Stored data
----------------

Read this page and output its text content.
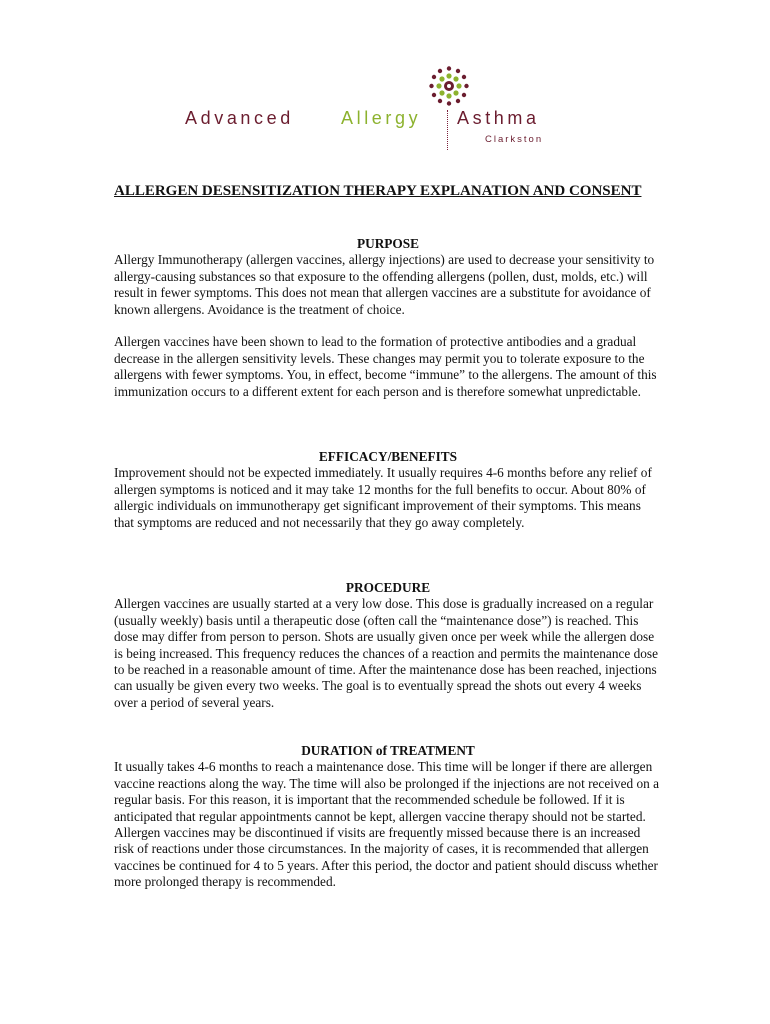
Advanced	Allergy Asthma
Clarkston
ALLERGEN DESENSITIZATION THERAPY EXPLANATION AND CONSENT
PURPOSE

Allergy Immunotherapy (allergen vaccines, allergy injections) are used to decrease your sensitivity to allergy-causing substances so that exposure to the offending allergens (pollen, dust, molds, etc.) will result in fewer symptoms. This does not mean that allergen vaccines are a substitute for avoidance of known allergens. Avoidance is the treatment of choice.

Allergen vaccines have been shown to lead to the formation of protective antibodies and a gradual decrease in the allergen sensitivity levels. These changes may permit you to tolerate exposure to the allergens with fewer symptoms. You, in effect, become “immune” to the allergens. The amount of this immunization occurs to a different extent for each person and is therefore somewhat unpredictable.

EFFICACY/BENEFITS

Improvement should not be expected immediately. It usually requires 4-6 months before any relief of allergen symptoms is noticed and it may take 12 months for the full benefits to occur. About 80% of allergic individuals on immunotherapy get significant improvement of their symptoms. This means that symptoms are reduced and not necessarily that they go away completely.

PROCEDURE

Allergen vaccines are usually started at a very low dose. This dose is gradually increased on a regular (usually weekly) basis until a therapeutic dose (often call the “maintenance dose”) is reached. This dose may differ from person to person. Shots are usually given once per week while the allergen dose is being increased. This frequency reduces the chances of a reaction and permits the maintenance dose to be reached in a reasonable amount of time. After the maintenance dose has been reached, injections can usually be given every two weeks. The goal is to eventually spread the shots out every 4 weeks over a period of several years.

DURATION of TREATMENT

It usually takes 4-6 months to reach a maintenance dose. This time will be longer if there are allergen vaccine reactions along the way. The time will also be prolonged if the injections are not received on a regular basis. For this reason, it is important that the recommended schedule be followed. If it is anticipated that regular appointments cannot be kept, allergen vaccine therapy should not be started. Allergen vaccines may be discontinued if visits are frequently missed because there is an increased risk of reactions under those circumstances. In the majority of cases, it is recommended that allergen vaccines be continued for 4 to 5 years. After this period, the doctor and patient should discuss whether more prolonged therapy is recommended.
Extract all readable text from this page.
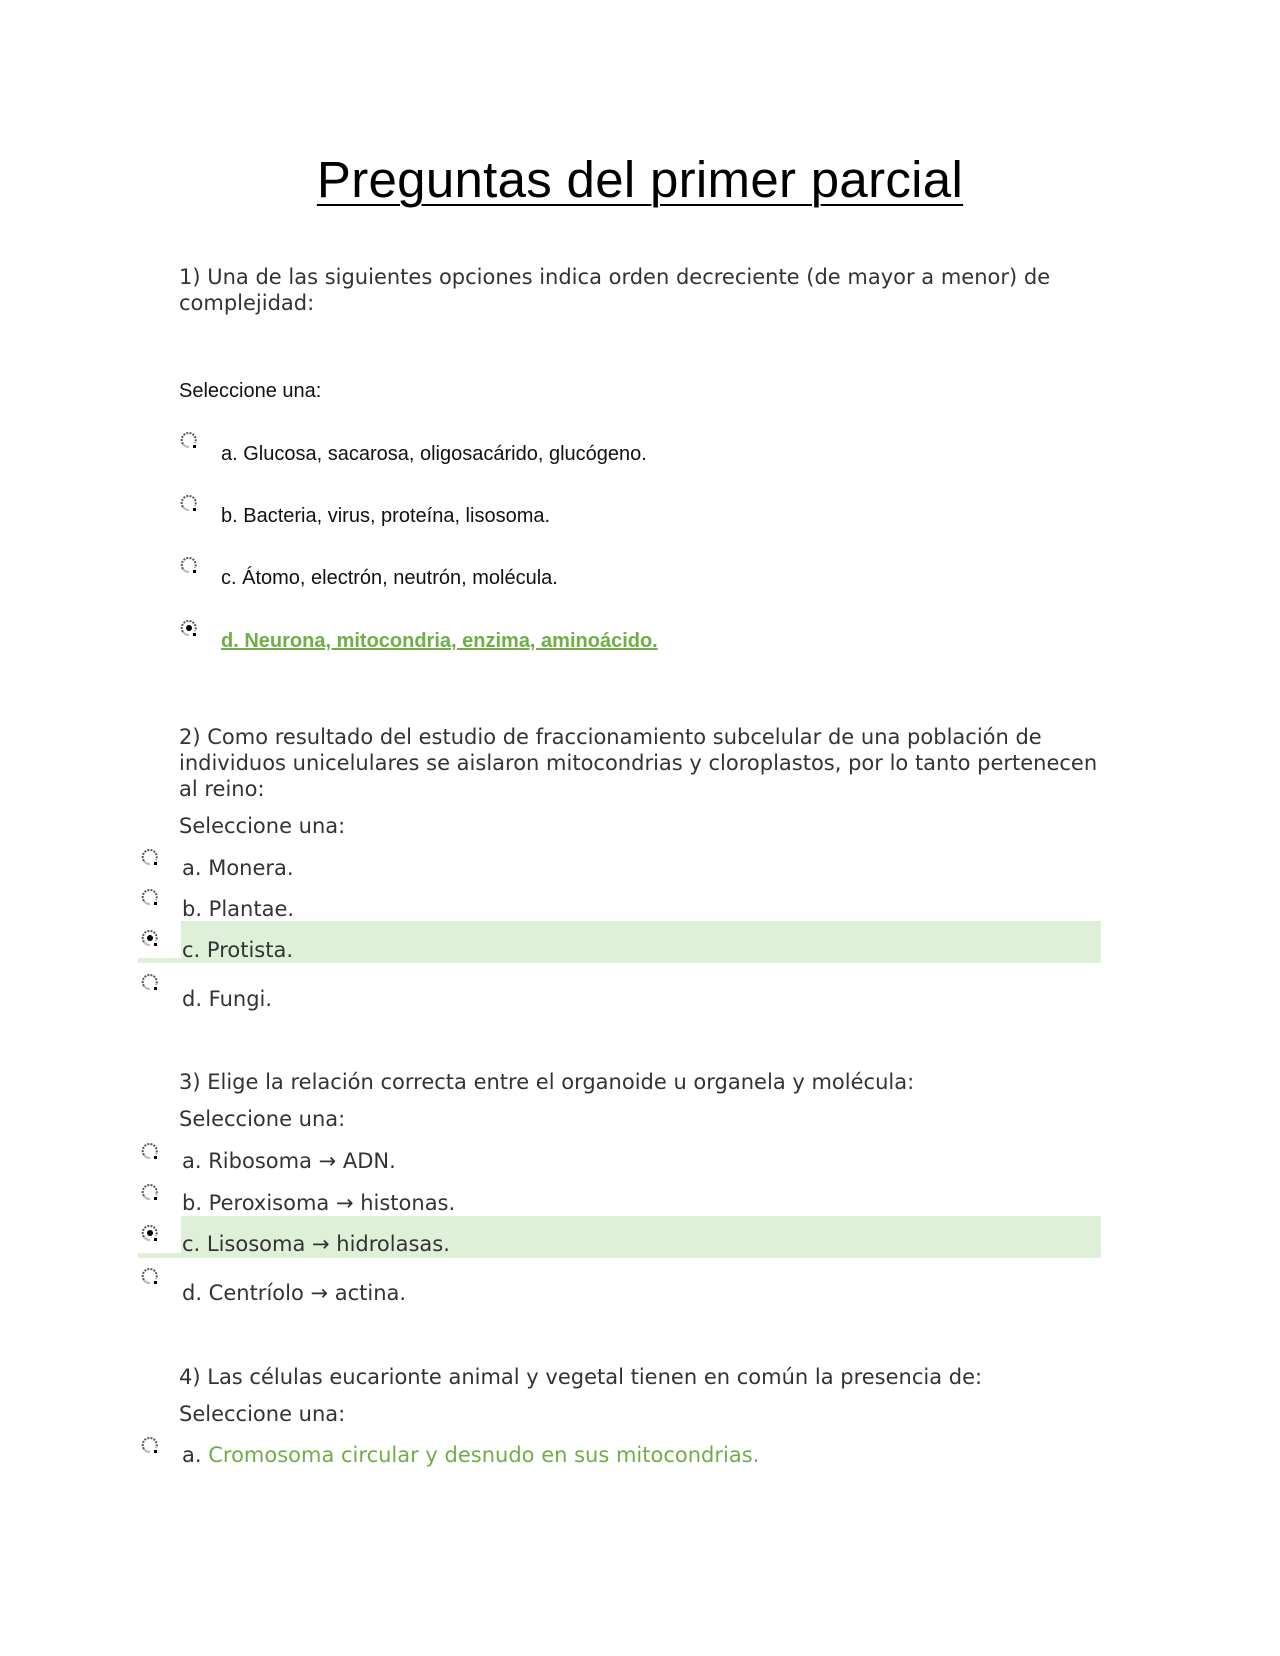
Preguntas del primer parcial

1) Una de las siguientes opciones indica orden decreciente (de mayor a menor) de complejidad:

Seleccione una:

a. Glucosa, sacarosa, oligosacárido, glucógeno.

b. Bacteria, virus, proteína, lisosoma.

c. Átomo, electrón, neutrón, molécula.

d. Neurona, mitocondria, enzima, aminoácido.

2) Como resultado del estudio de fraccionamiento subcelular de una población de individuos unicelulares se aislaron mitocondrias y cloroplastos, por lo tanto pertenecen al reino:

Seleccione una:

a. Monera.

b. Plantae.

c. Protista.

d. Fungi.

3) Elige la relación correcta entre el organoide u organela y molécula:

Seleccione una:

a. Ribosoma → ADN.

b. Peroxisoma → histonas.

c. Lisosoma → hidrolasas.

d. Centríolo → actina.

4) Las células eucarionte animal y vegetal tienen en común la presencia de:

Seleccione una:

a. Cromosoma circular y desnudo en sus mitocondrias.
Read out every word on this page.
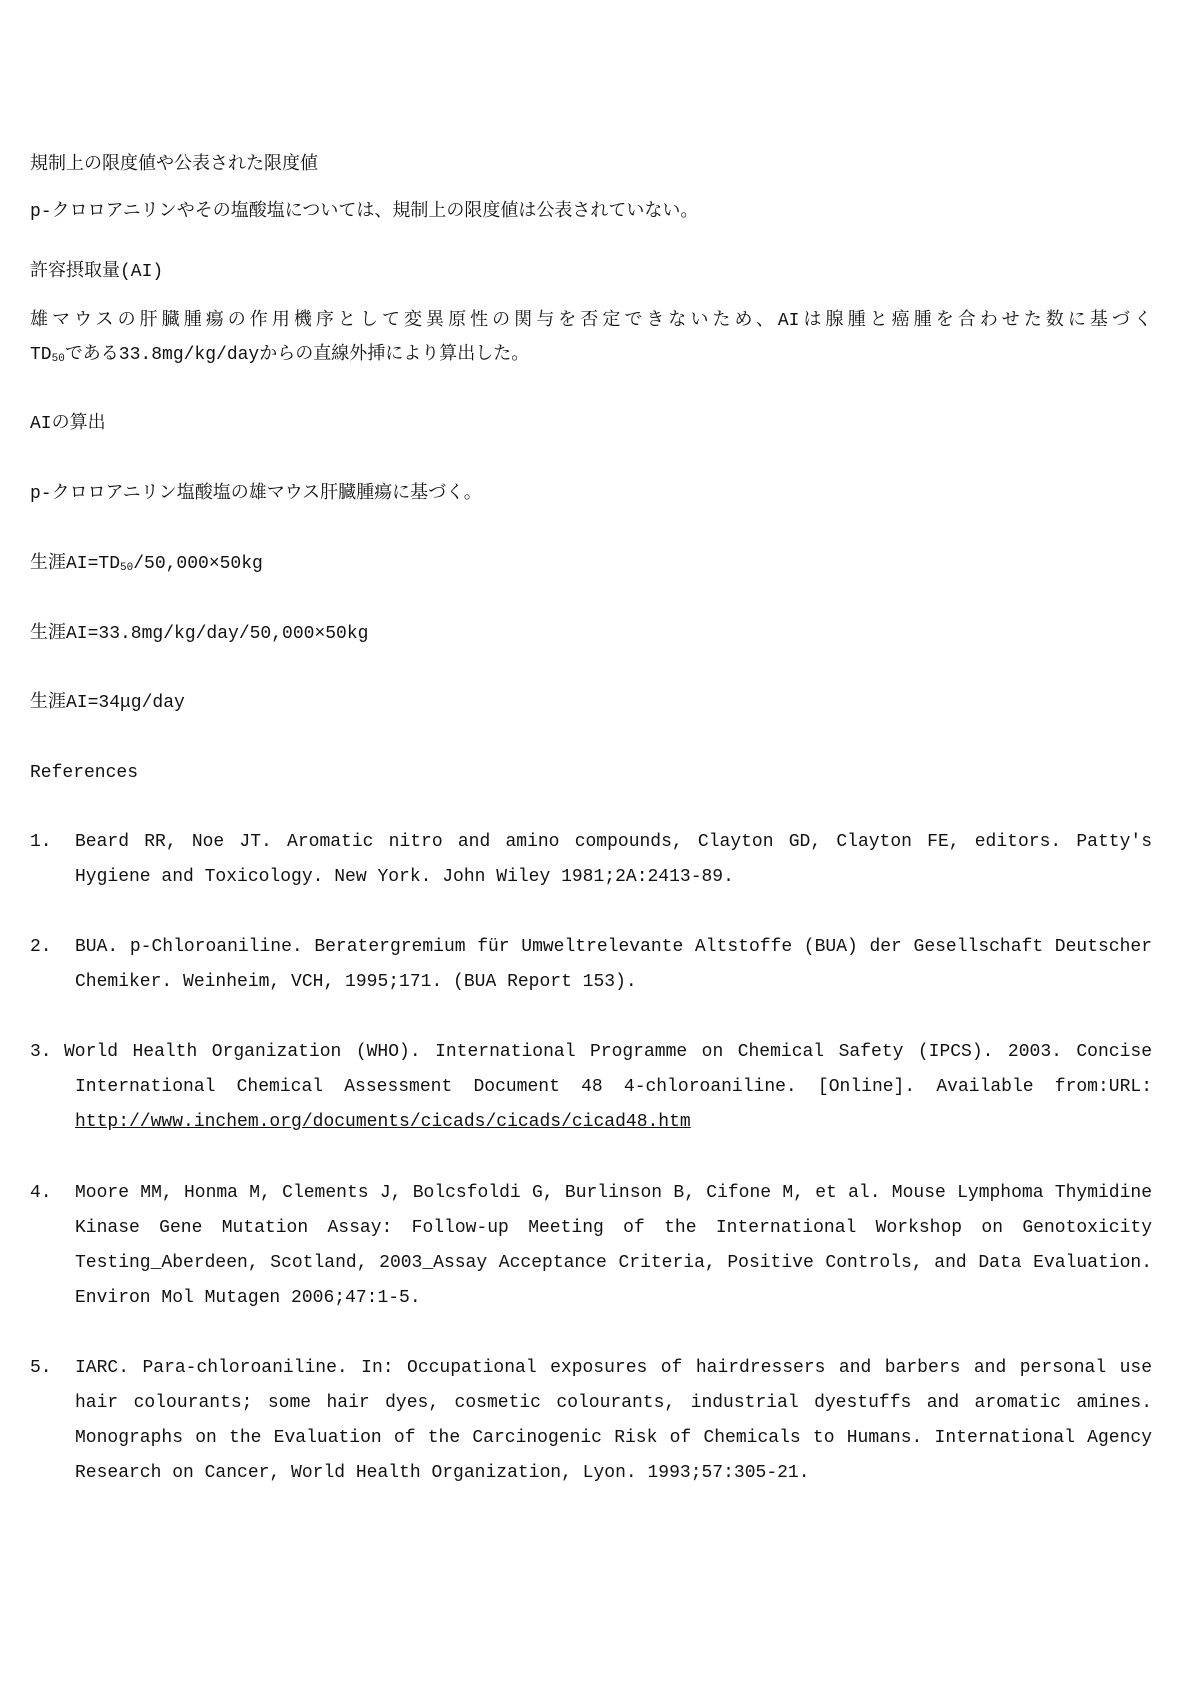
規制上の限度値や公表された限度値
p-クロロアニリンやその塩酸塩については、規制上の限度値は公表されていない。
許容摂取量(AI)
雄マウスの肝臓腫瘍の作用機序として変異原性の関与を否定できないため、AIは腺腫と癌腫を合わせた数に基づく
$TD_{50}$である33.8mg/kg/dayからの直線外挿により算出した。
AIの算出
p-クロロアニリン塩酸塩の雄マウス肝臓腫瘍に基づく。
生涯$AI=TD_{50}/50,000\times 50kg$
生涯AI=33.8mg/kg/day/50,000×50kg
生涯AI=34μg/day
References
1. Beard RR, Noe JT. Aromatic nitro and amino compounds, Clayton GD, Clayton FE, editors. Patty's
Hygiene and Toxicology. New York. John Wiley 1981;2A:2413-89.
2. BUA. p-Chloroaniline. Beratergremium für Umweltrelevante Altstoffe (BUA) der Gesellschaft Deutscher
Chemiker. Weinheim, VCH, 1995;171. (BUA Report 153).
3. World Health Organization (WHO). International Programme on Chemical Safety (IPCS). 2003. Concise
International Chemical Assessment Document 48 4-chloroaniline. [Online]. Available from:URL:
http://www.inchem.org/documents/cicads/cicads/cicad48.htm
4. Moore MM, Honma M, Clements J, Bolcsfoldi G, Burlinson B, Cifone M, et al. Mouse Lymphoma Thymidine
Kinase Gene Mutation Assay: Follow-up Meeting of the International Workshop on Genotoxicity
Testing_Aberdeen, Scotland, 2003_Assay Acceptance Criteria, Positive Controls, and Data Evaluation.
Environ Mol Mutagen 2006;47:1-5.
5. IARC. Para-chloroaniline. In: Occupational exposures of hairdressers and barbers and personal use
hair colourants; some hair dyes, cosmetic colourants, industrial dyestuffs and aromatic amines.
Monographs on the Evaluation of the Carcinogenic Risk of Chemicals to Humans. International Agency
Research on Cancer, World Health Organization, Lyon. 1993;57:305-21.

----------------

#### EXERCISE GOAL:
State how many lines of the data above contain the word "will", and include nothing other than that number.

#### EXERCISE ANSWER:
2